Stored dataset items
▬▬▬▬▬▬
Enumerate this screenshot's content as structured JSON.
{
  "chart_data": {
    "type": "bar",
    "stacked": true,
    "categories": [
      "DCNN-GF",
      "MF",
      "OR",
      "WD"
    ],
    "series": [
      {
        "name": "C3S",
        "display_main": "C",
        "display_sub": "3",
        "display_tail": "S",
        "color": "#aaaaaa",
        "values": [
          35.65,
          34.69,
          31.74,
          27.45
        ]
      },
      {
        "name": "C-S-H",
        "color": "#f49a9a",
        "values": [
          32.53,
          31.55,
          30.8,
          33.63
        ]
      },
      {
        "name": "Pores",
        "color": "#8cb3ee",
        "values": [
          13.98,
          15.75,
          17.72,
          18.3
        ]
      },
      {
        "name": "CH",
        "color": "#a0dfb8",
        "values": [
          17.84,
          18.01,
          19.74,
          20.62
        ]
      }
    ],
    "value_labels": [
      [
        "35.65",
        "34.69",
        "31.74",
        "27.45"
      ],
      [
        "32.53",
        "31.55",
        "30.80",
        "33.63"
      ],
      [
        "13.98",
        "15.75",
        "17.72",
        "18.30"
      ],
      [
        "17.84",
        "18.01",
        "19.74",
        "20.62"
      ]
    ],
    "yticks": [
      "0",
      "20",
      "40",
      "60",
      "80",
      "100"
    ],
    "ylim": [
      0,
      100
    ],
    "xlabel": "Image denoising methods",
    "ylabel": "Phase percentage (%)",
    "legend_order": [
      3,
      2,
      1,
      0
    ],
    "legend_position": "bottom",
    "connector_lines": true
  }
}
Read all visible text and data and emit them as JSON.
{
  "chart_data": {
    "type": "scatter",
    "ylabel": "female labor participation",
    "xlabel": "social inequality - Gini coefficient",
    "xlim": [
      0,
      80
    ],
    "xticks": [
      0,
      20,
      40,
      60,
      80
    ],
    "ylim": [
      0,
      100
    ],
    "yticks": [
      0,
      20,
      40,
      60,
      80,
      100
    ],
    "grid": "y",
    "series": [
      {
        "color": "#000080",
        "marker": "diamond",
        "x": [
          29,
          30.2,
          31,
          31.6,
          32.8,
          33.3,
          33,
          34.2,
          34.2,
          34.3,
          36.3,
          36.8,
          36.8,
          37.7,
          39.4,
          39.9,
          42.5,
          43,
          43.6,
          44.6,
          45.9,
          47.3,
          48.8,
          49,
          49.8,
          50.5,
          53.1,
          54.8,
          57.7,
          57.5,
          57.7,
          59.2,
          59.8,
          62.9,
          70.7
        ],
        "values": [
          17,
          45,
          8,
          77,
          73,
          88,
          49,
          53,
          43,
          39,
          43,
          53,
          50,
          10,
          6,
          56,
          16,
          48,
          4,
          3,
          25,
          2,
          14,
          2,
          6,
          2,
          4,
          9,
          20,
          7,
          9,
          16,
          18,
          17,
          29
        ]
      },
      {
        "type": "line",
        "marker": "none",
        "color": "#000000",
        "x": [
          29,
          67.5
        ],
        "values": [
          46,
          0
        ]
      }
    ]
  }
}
▬▬▬▬▬▬
__Stated exercise__:
List all lines from the entries that include the word "JSON".

__Task answer__:
Enumerate this screenshot's content as structured JSON.
Read all visible text and data and emit them as JSON.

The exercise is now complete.